───── Records to use ─────

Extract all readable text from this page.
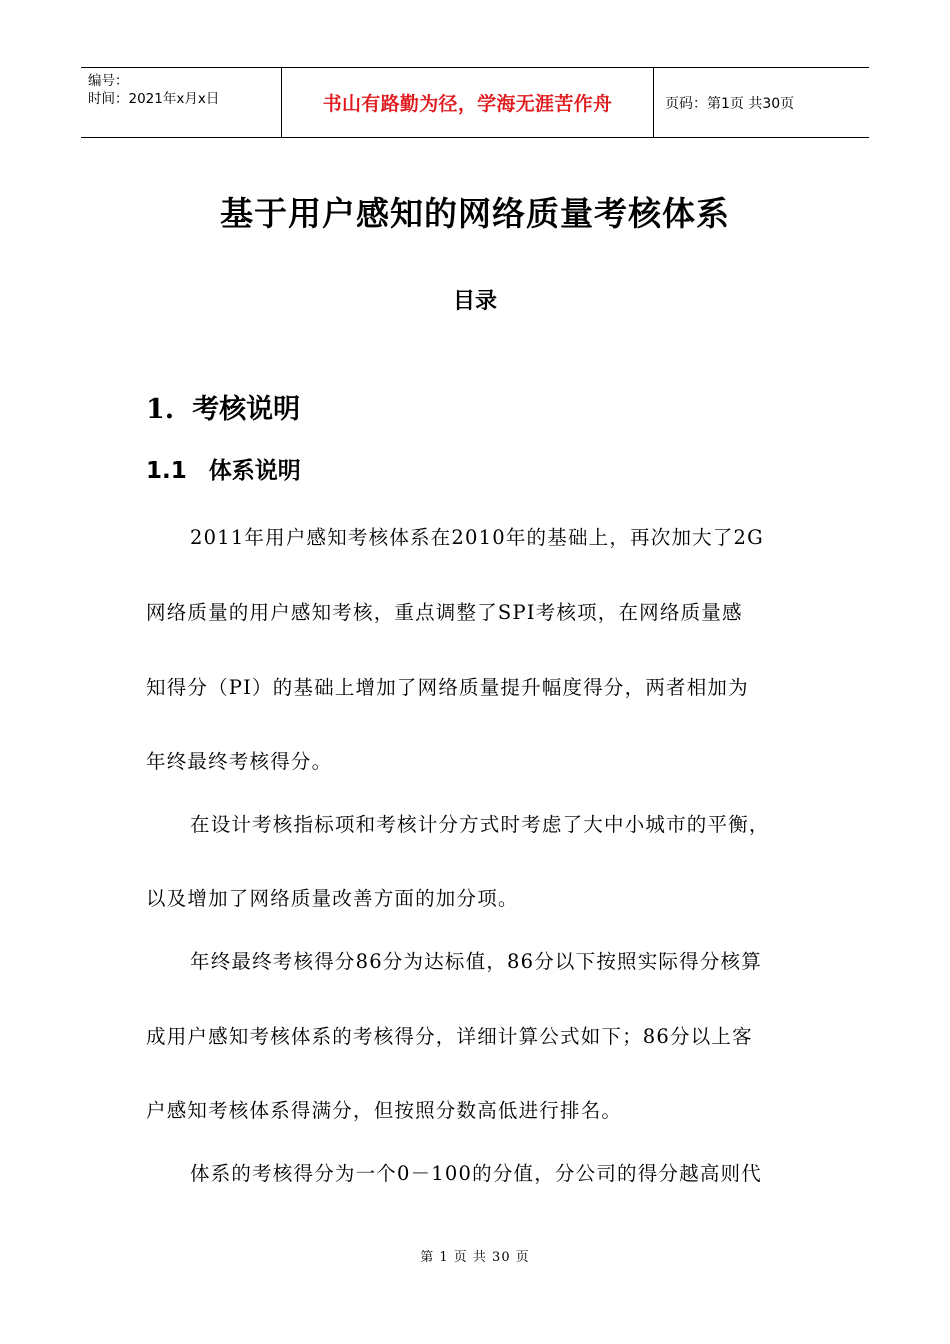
编号：
时间：2021年x月x日	书山有路勤为径，学海无涯苦作舟	页码：第1页 共30页
基于用户感知的网络质量考核体系
目录
1. 考核说明
1.1 体系说明
2011年用户感知考核体系在2010年的基础上，再次加大了2G
网络质量的用户感知考核，重点调整了SPI考核项，在网络质量感
知得分（PI）的基础上增加了网络质量提升幅度得分，两者相加为
年终最终考核得分。
在设计考核指标项和考核计分方式时考虑了大中小城市的平衡，
以及增加了网络质量改善方面的加分项。
年终最终考核得分86分为达标值，86分以下按照实际得分核算
成用户感知考核体系的考核得分，详细计算公式如下；86分以上客
户感知考核体系得满分，但按照分数高低进行排名。
体系的考核得分为一个0－100的分值，分公司的得分越高则代
第 1 页 共 30 页
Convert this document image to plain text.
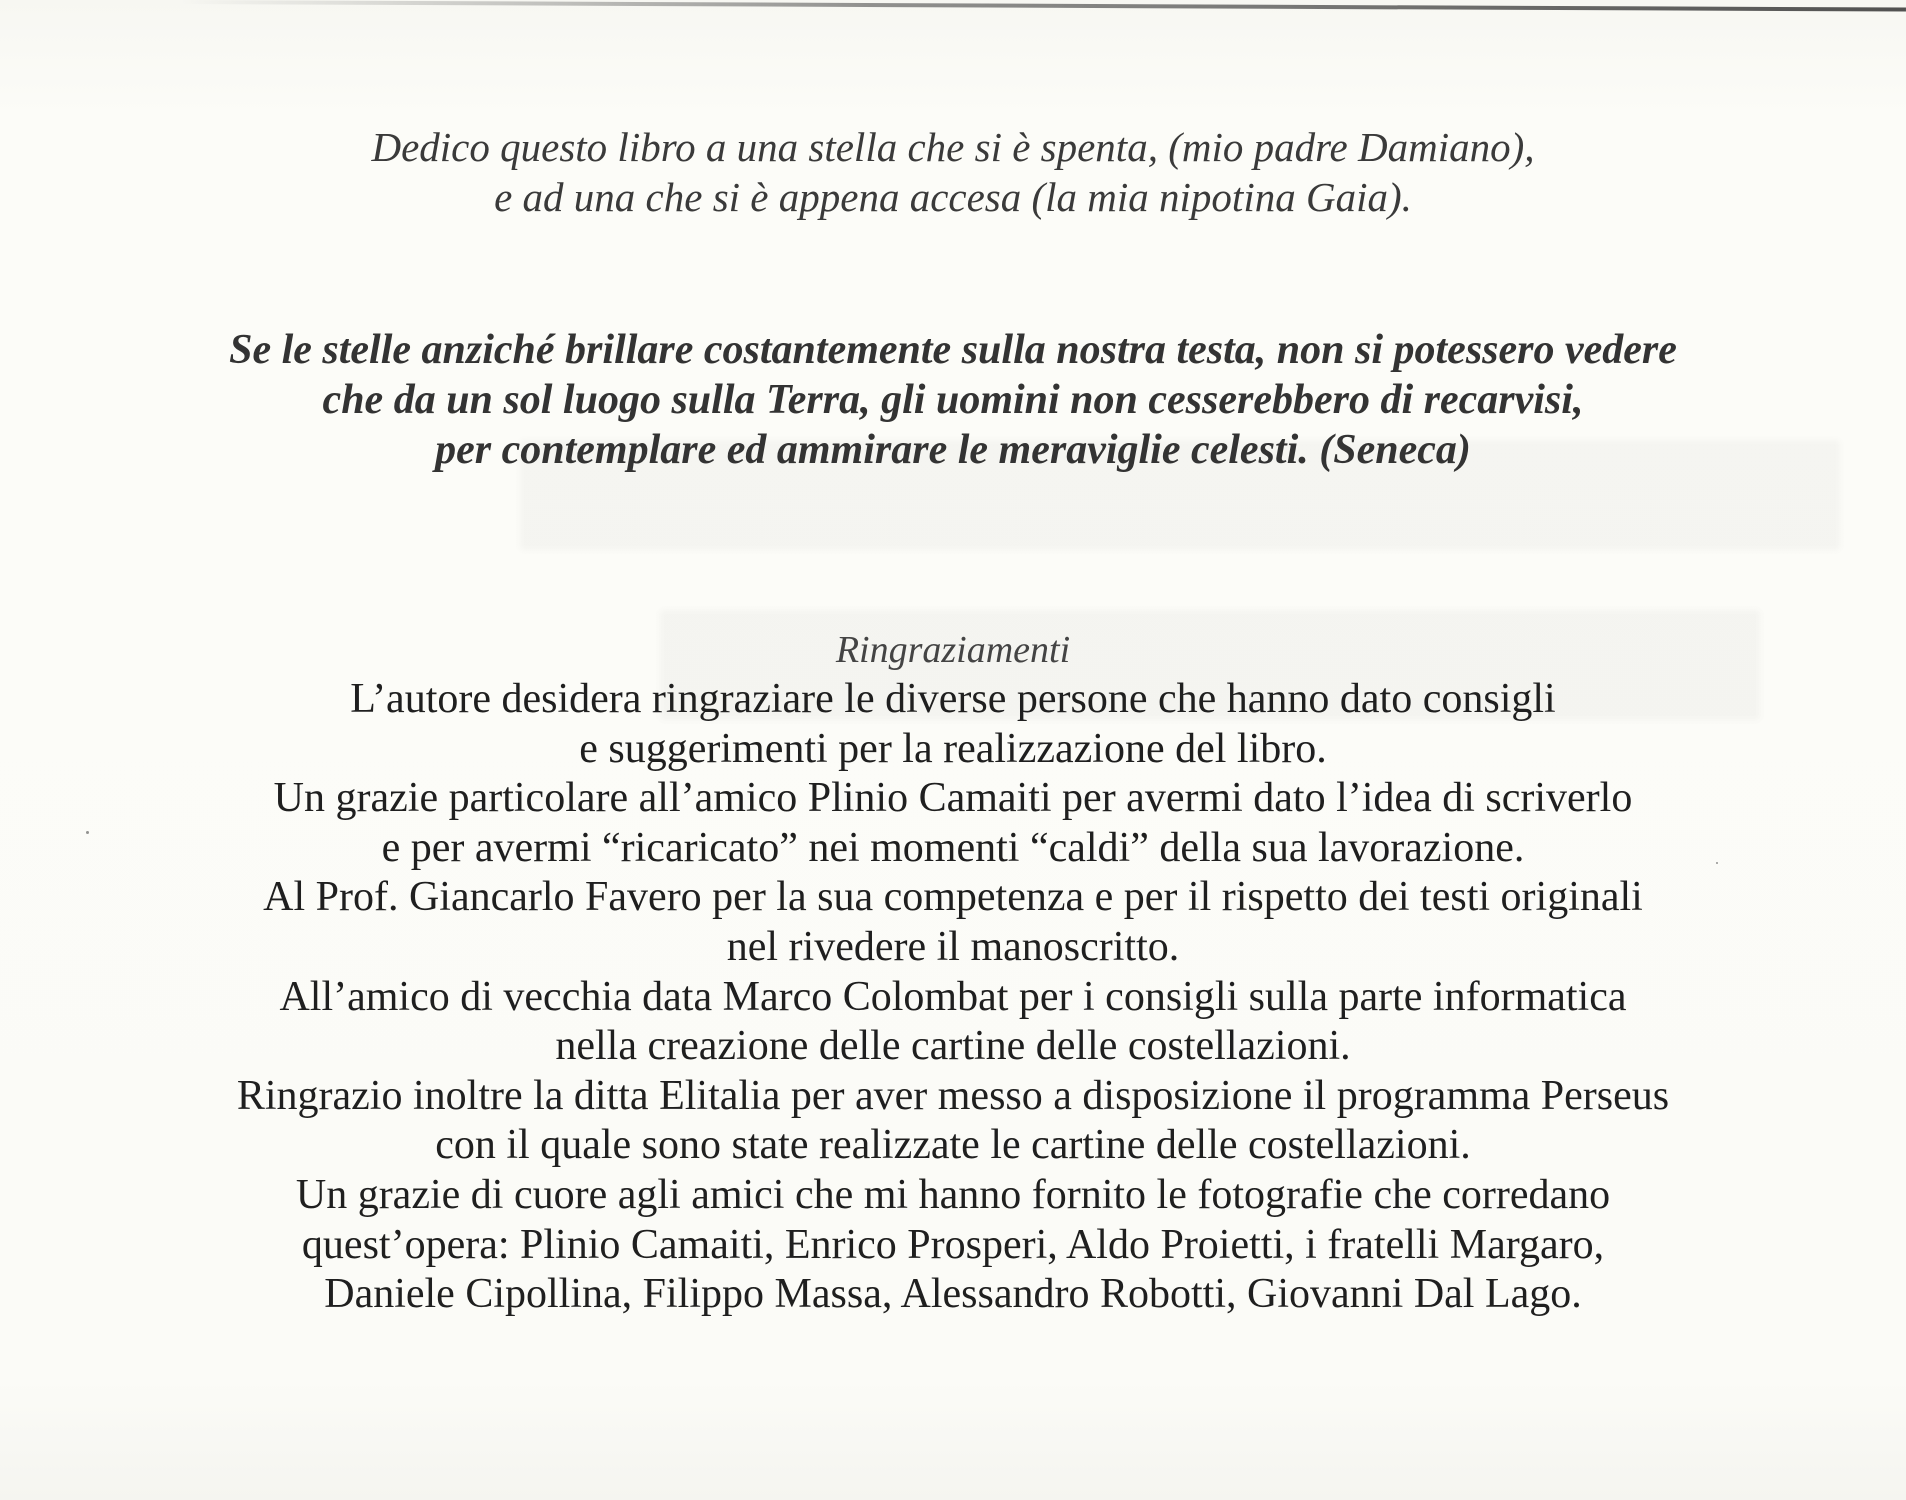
Dedico questo libro a una stella che si è spenta, (mio padre Damiano),
e ad una che si è appena accesa (la mia nipotina Gaia).
Se le stelle anziché brillare costantemente sulla nostra testa, non si potessero vedere
che da un sol luogo sulla Terra, gli uomini non cesserebbero di recarvisi,
per contemplare ed ammirare le meraviglie celesti. (Seneca)
Ringraziamenti
L’autore desidera ringraziare le diverse persone che hanno dato consigli
e suggerimenti per la realizzazione del libro.
Un grazie particolare all’amico Plinio Camaiti per avermi dato l’idea di scriverlo
e per avermi “ricaricato” nei momenti “caldi” della sua lavorazione.
Al Prof. Giancarlo Favero per la sua competenza e per il rispetto dei testi originali
nel rivedere il manoscritto.
All’amico di vecchia data Marco Colombat per i consigli sulla parte informatica
nella creazione delle cartine delle costellazioni.
Ringrazio inoltre la ditta Elitalia per aver messo a disposizione il programma Perseus
con il quale sono state realizzate le cartine delle costellazioni.
Un grazie di cuore agli amici che mi hanno fornito le fotografie che corredano
quest’opera: Plinio Camaiti, Enrico Prosperi, Aldo Proietti, i fratelli Margaro,
Daniele Cipollina, Filippo Massa, Alessandro Robotti, Giovanni Dal Lago.
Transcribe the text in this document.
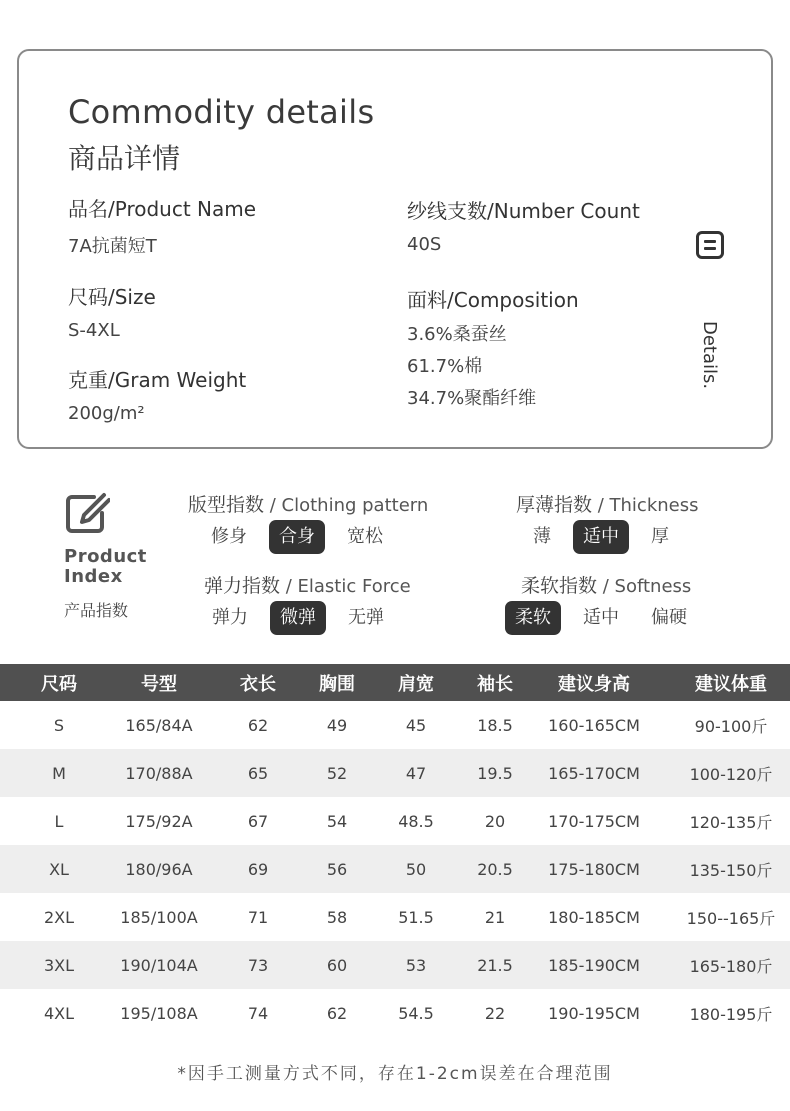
Commodity details
商品详情
品名/Product Name
7A抗菌短T
尺码/Size
S-4XL
克重/Gram Weight
200g/m²
纱线支数/Number Count
40S
面料/Composition
3.6%桑蚕丝
61.7%棉
34.7%聚酯纤维
Details.
Product
Index
产品指数
版型指数 / Clothing pattern
修身	合身	宽松
厚薄指数 / Thickness
薄	适中	厚
弹力指数 / Elastic Force
弹力	微弹	无弹
柔软指数 / Softness
柔软	适中	偏硬
尺码	号型	衣长	胸围	肩宽	袖长	建议身高	建议体重
S	165/84A	62	49	45	18.5	160-165CM	90-100斤
M	170/88A	65	52	47	19.5	165-170CM	100-120斤
L	175/92A	67	54	48.5	20	170-175CM	120-135斤
XL	180/96A	69	56	50	20.5	175-180CM	135-150斤
2XL	185/100A	71	58	51.5	21	180-185CM	150--165斤
3XL	190/104A	73	60	53	21.5	185-190CM	165-180斤
4XL	195/108A	74	62	54.5	22	190-195CM	180-195斤
*因手工测量方式不同，存在1-2cm误差在合理范围
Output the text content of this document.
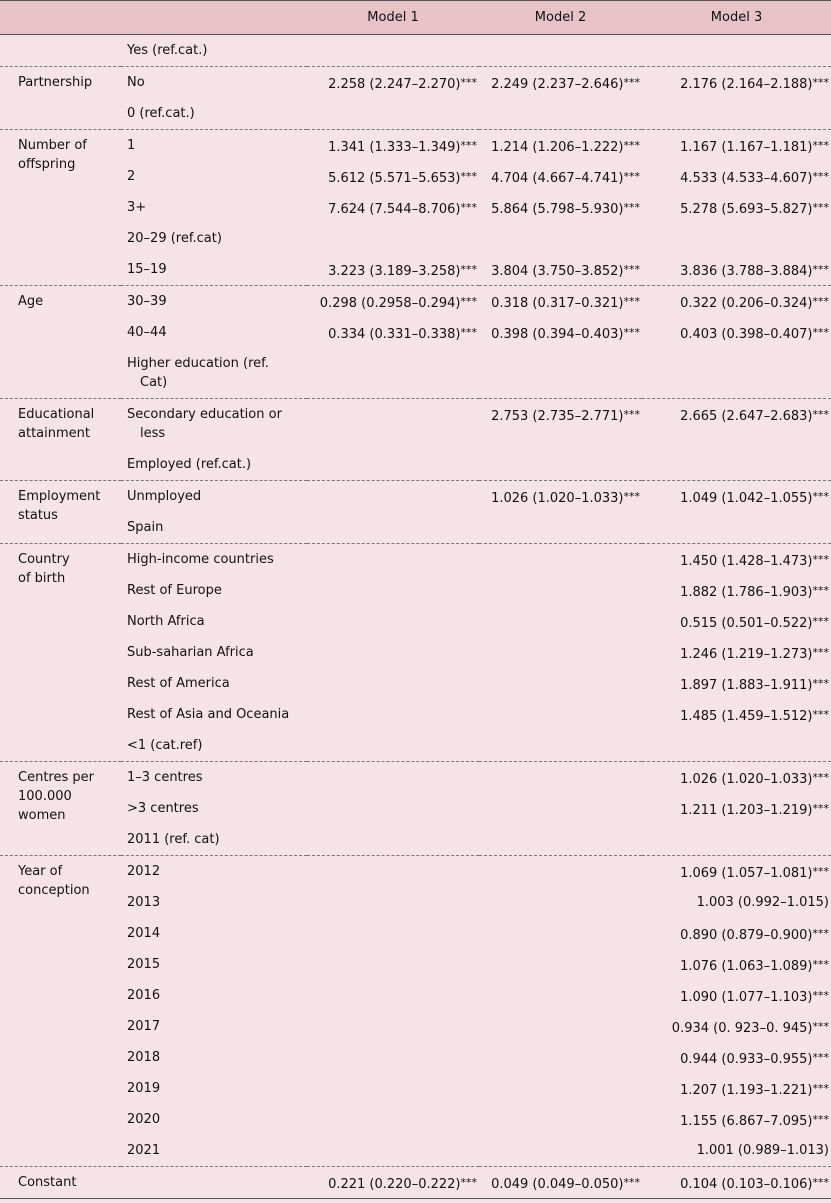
		Model 1	Model 2	Model 3

	Yes (ref.cat.)			

Partnership	No	2.258 (2.247–2.270)***	2.249 (2.237–2.646)***	2.176 (2.164–2.188)***

	0 (ref.cat.)			

Number of
offspring	1	1.341 (1.333–1.349)***	1.214 (1.206–1.222)***	1.167 (1.167–1.181)***

	2	5.612 (5.571–5.653)***	4.704 (4.667–4.741)***	4.533 (4.533–4.607)***

	3+	7.624 (7.544–8.706)***	5.864 (5.798–5.930)***	5.278 (5.693–5.827)***

	20–29 (ref.cat)			

	15–19	3.223 (3.189–3.258)***	3.804 (3.750–3.852)***	3.836 (3.788–3.884)***

Age	30–39	0.298 (0.2958–0.294)***	0.318 (0.317–0.321)***	0.322 (0.206–0.324)***

	40–44	0.334 (0.331–0.338)***	0.398 (0.394–0.403)***	0.403 (0.398–0.407)***

	Higher education (ref.
Cat)			

Educational
attainment	Secondary education or
less		2.753 (2.735–2.771)***	2.665 (2.647–2.683)***

	Employed (ref.cat.)			

Employment
status	Unmployed		1.026 (1.020–1.033)***	1.049 (1.042–1.055)***

	Spain			

Country
of birth	High-income countries			1.450 (1.428–1.473)***

	Rest of Europe			1.882 (1.786–1.903)***

	North Africa			0.515 (0.501–0.522)***

	Sub-saharian Africa			1.246 (1.219–1.273)***

	Rest of America			1.897 (1.883–1.911)***

	Rest of Asia and Oceania			1.485 (1.459–1.512)***

	<1 (cat.ref)			

Centres per
100.000
women	1–3 centres			1.026 (1.020–1.033)***

	>3 centres			1.211 (1.203–1.219)***

	2011 (ref. cat)			

Year of
conception	2012			1.069 (1.057–1.081)***

	2013			1.003 (0.992–1.015)

	2014			0.890 (0.879–0.900)***

	2015			1.076 (1.063–1.089)***

	2016			1.090 (1.077–1.103)***

	2017			0.934 (0. 923–0. 945)***

	2018			0.944 (0.933–0.955)***

	2019			1.207 (1.193–1.221)***

	2020			1.155 (6.867–7.095)***

	2021			1.001 (0.989–1.013)

Constant		0.221 (0.220–0.222)***	0.049 (0.049–0.050)***	0.104 (0.103–0.106)***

─────

Make an exact copy of all the material, but keep the pictures out of it.

Extract all readable text from this page.
编号：
时间：2021年x月x日	书山有路勤为径，学海无涯苦作舟	页码：第1页 共30页
基于用户感知的网络质量考核体系
目录
1. 考核说明
1.1 体系说明
2011年用户感知考核体系在2010年的基础上，再次加大了2G
网络质量的用户感知考核，重点调整了SPI考核项，在网络质量感
知得分（PI）的基础上增加了网络质量提升幅度得分，两者相加为
年终最终考核得分。
在设计考核指标项和考核计分方式时考虑了大中小城市的平衡，
以及增加了网络质量改善方面的加分项。
年终最终考核得分86分为达标值，86分以下按照实际得分核算
成用户感知考核体系的考核得分，详细计算公式如下；86分以上客
户感知考核体系得满分，但按照分数高低进行排名。
体系的考核得分为一个0－100的分值，分公司的得分越高则代
第 1 页 共 30 页
Convert this document image to plain text.
Dedico questo libro a una stella che si è spenta, (mio padre Damiano),
e ad una che si è appena accesa (la mia nipotina Gaia).
Se le stelle anziché brillare costantemente sulla nostra testa, non si potessero vedere
che da un sol luogo sulla Terra, gli uomini non cesserebbero di recarvisi,
per contemplare ed ammirare le meraviglie celesti. (Seneca)
Ringraziamenti
L’autore desidera ringraziare le diverse persone che hanno dato consigli
e suggerimenti per la realizzazione del libro.
Un grazie particolare all’amico Plinio Camaiti per avermi dato l’idea di scriverlo
e per avermi “ricaricato” nei momenti “caldi” della sua lavorazione.
Al Prof. Giancarlo Favero per la sua competenza e per il rispetto dei testi originali
nel rivedere il manoscritto.
All’amico di vecchia data Marco Colombat per i consigli sulla parte informatica
nella creazione delle cartine delle costellazioni.
Ringrazio inoltre la ditta Elitalia per aver messo a disposizione il programma Perseus
con il quale sono state realizzate le cartine delle costellazioni.
Un grazie di cuore agli amici che mi hanno fornito le fotografie che corredano
quest’opera: Plinio Camaiti, Enrico Prosperi, Aldo Proietti, i fratelli Margaro,
Daniele Cipollina, Filippo Massa, Alessandro Robotti, Giovanni Dal Lago.
Transcribe the text in this document.
Commodity details
商品详情
品名/Product Name
7A抗菌短T
尺码/Size
S-4XL
克重/Gram Weight
200g/m²
纱线支数/Number Count
40S
面料/Composition
3.6%桑蚕丝
61.7%棉
34.7%聚酯纤维
Details.
Product
Index
产品指数
版型指数 / Clothing pattern
修身	合身	宽松
厚薄指数 / Thickness
薄	适中	厚
弹力指数 / Elastic Force
弹力	微弹	无弹
柔软指数 / Softness
柔软	适中	偏硬
尺码	号型	衣长	胸围	肩宽	袖长	建议身高	建议体重
S	165/84A	62	49	45	18.5	160-165CM	90-100斤
M	170/88A	65	52	47	19.5	165-170CM	100-120斤
L	175/92A	67	54	48.5	20	170-175CM	120-135斤
XL	180/96A	69	56	50	20.5	175-180CM	135-150斤
2XL	185/100A	71	58	51.5	21	180-185CM	150--165斤
3XL	190/104A	73	60	53	21.5	185-190CM	165-180斤
4XL	195/108A	74	62	54.5	22	190-195CM	180-195斤
*因手工测量方式不同，存在1-2cm误差在合理范围
Output the text content of this document.
		Model 1	Model 2	Model 3

	Yes (ref.cat.)			

Partnership	No	2.258 (2.247–2.270)***	2.249 (2.237–2.646)***	2.176 (2.164–2.188)***

	0 (ref.cat.)			

Number of
offspring	1	1.341 (1.333–1.349)***	1.214 (1.206–1.222)***	1.167 (1.167–1.181)***

	2	5.612 (5.571–5.653)***	4.704 (4.667–4.741)***	4.533 (4.533–4.607)***

	3+	7.624 (7.544–8.706)***	5.864 (5.798–5.930)***	5.278 (5.693–5.827)***

	20–29 (ref.cat)			

	15–19	3.223 (3.189–3.258)***	3.804 (3.750–3.852)***	3.836 (3.788–3.884)***

Age	30–39	0.298 (0.2958–0.294)***	0.318 (0.317–0.321)***	0.322 (0.206–0.324)***

	40–44	0.334 (0.331–0.338)***	0.398 (0.394–0.403)***	0.403 (0.398–0.407)***

	Higher education (ref.
Cat)			

Educational
attainment	Secondary education or
less		2.753 (2.735–2.771)***	2.665 (2.647–2.683)***

	Employed (ref.cat.)			

Employment
status	Unmployed		1.026 (1.020–1.033)***	1.049 (1.042–1.055)***

	Spain			

Country
of birth	High-income countries			1.450 (1.428–1.473)***

	Rest of Europe			1.882 (1.786–1.903)***

	North Africa			0.515 (0.501–0.522)***

	Sub-saharian Africa			1.246 (1.219–1.273)***

	Rest of America			1.897 (1.883–1.911)***

	Rest of Asia and Oceania			1.485 (1.459–1.512)***

	<1 (cat.ref)			

Centres per
100.000
women	1–3 centres			1.026 (1.020–1.033)***

	>3 centres			1.211 (1.203–1.219)***

	2011 (ref. cat)			

Year of
conception	2012			1.069 (1.057–1.081)***

	2013			1.003 (0.992–1.015)

	2014			0.890 (0.879–0.900)***

	2015			1.076 (1.063–1.089)***

	2016			1.090 (1.077–1.103)***

	2017			0.934 (0. 923–0. 945)***

	2018			0.944 (0.933–0.955)***

	2019			1.207 (1.193–1.221)***

	2020			1.155 (6.867–7.095)***

	2021			1.001 (0.989–1.013)

Constant		0.221 (0.220–0.222)***	0.049 (0.049–0.050)***	0.104 (0.103–0.106)***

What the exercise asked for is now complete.